### DATA FOR THIS EXERCISE

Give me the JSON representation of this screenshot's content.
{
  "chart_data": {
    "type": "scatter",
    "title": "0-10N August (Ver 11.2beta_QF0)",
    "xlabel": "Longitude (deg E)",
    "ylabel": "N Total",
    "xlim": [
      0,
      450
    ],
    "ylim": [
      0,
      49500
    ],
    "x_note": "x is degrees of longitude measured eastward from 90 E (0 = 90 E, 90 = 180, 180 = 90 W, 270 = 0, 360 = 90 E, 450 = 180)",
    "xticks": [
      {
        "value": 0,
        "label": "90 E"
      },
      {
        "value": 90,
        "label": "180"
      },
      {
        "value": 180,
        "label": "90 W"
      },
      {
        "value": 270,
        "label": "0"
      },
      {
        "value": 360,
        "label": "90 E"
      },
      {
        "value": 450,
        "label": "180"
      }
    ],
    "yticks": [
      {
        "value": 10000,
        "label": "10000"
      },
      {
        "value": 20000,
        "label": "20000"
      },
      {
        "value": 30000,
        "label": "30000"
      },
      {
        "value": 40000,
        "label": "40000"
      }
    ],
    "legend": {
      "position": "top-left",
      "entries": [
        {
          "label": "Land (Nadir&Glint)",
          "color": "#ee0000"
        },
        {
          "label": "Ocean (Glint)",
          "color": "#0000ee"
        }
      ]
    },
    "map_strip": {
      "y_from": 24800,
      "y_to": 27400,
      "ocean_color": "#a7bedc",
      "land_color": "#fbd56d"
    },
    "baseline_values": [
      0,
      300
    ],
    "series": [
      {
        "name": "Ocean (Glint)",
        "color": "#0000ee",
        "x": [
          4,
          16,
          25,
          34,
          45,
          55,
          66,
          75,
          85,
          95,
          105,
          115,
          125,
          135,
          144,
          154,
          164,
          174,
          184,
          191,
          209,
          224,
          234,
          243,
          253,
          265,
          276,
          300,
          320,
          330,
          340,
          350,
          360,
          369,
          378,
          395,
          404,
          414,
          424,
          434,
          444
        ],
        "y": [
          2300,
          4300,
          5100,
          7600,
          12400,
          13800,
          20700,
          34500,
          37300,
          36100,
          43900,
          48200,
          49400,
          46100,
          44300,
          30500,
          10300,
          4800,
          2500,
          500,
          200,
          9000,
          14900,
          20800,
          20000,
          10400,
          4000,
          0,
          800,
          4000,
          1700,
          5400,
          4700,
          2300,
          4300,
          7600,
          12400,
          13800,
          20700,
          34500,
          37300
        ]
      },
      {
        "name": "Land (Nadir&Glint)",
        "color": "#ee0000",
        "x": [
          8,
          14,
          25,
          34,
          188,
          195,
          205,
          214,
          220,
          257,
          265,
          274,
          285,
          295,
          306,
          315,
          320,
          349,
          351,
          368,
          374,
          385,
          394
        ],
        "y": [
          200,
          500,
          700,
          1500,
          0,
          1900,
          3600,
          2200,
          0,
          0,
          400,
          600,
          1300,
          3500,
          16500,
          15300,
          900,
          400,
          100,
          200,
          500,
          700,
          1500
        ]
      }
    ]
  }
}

### TASK INSTRUCTIONS
Quote all of the entries verbatim.

### RESULT
Give me the JSON representation of this screenshot's content.
{
  "chart_data": {
    "type": "scatter",
    "title": "0-10N August (Ver 11.2beta_QF0)",
    "xlabel": "Longitude (deg E)",
    "ylabel": "N Total",
    "xlim": [
      0,
      450
    ],
    "ylim": [
      0,
      49500
    ],
    "x_note": "x is degrees of longitude measured eastward from 90 E (0 = 90 E, 90 = 180, 180 = 90 W, 270 = 0, 360 = 90 E, 450 = 180)",
    "xticks": [
      {
        "value": 0,
        "label": "90 E"
      },
      {
        "value": 90,
        "label": "180"
      },
      {
        "value": 180,
        "label": "90 W"
      },
      {
        "value": 270,
        "label": "0"
      },
      {
        "value": 360,
        "label": "90 E"
      },
      {
        "value": 450,
        "label": "180"
      }
    ],
    "yticks": [
      {
        "value": 10000,
        "label": "10000"
      },
      {
        "value": 20000,
        "label": "20000"
      },
      {
        "value": 30000,
        "label": "30000"
      },
      {
        "value": 40000,
        "label": "40000"
      }
    ],
    "legend": {
      "position": "top-left",
      "entries": [
        {
          "label": "Land (Nadir&Glint)",
          "color": "#ee0000"
        },
        {
          "label": "Ocean (Glint)",
          "color": "#0000ee"
        }
      ]
    },
    "map_strip": {
      "y_from": 24800,
      "y_to": 27400,
      "ocean_color": "#a7bedc",
      "land_color": "#fbd56d"
    },
    "baseline_values": [
      0,
      300
    ],
    "series": [
      {
        "name": "Ocean (Glint)",
        "color": "#0000ee",
        "x": [
          4,
          16,
          25,
          34,
          45,
          55,
          66,
          75,
          85,
          95,
          105,
          115,
          125,
          135,
          144,
          154,
          164,
          174,
          184,
          191,
          209,
          224,
          234,
          243,
          253,
          265,
          276,
          300,
          320,
          330,
          340,
          350,
          360,
          369,
          378,
          395,
          404,
          414,
          424,
          434,
          444
        ],
        "y": [
          2300,
          4300,
          5100,
          7600,
          12400,
          13800,
          20700,
          34500,
          37300,
          36100,
          43900,
          48200,
          49400,
          46100,
          44300,
          30500,
          10300,
          4800,
          2500,
          500,
          200,
          9000,
          14900,
          20800,
          20000,
          10400,
          4000,
          0,
          800,
          4000,
          1700,
          5400,
          4700,
          2300,
          4300,
          7600,
          12400,
          13800,
          20700,
          34500,
          37300
        ]
      },
      {
        "name": "Land (Nadir&Glint)",
        "color": "#ee0000",
        "x": [
          8,
          14,
          25,
          34,
          188,
          195,
          205,
          214,
          220,
          257,
          265,
          274,
          285,
          295,
          306,
          315,
          320,
          349,
          351,
          368,
          374,
          385,
          394
        ],
        "y": [
          200,
          500,
          700,
          1500,
          0,
          1900,
          3600,
          2200,
          0,
          0,
          400,
          600,
          1300,
          3500,
          16500,
          15300,
          900,
          400,
          100,
          200,
          500,
          700,
          1500
        ]
      }
    ]
  }
}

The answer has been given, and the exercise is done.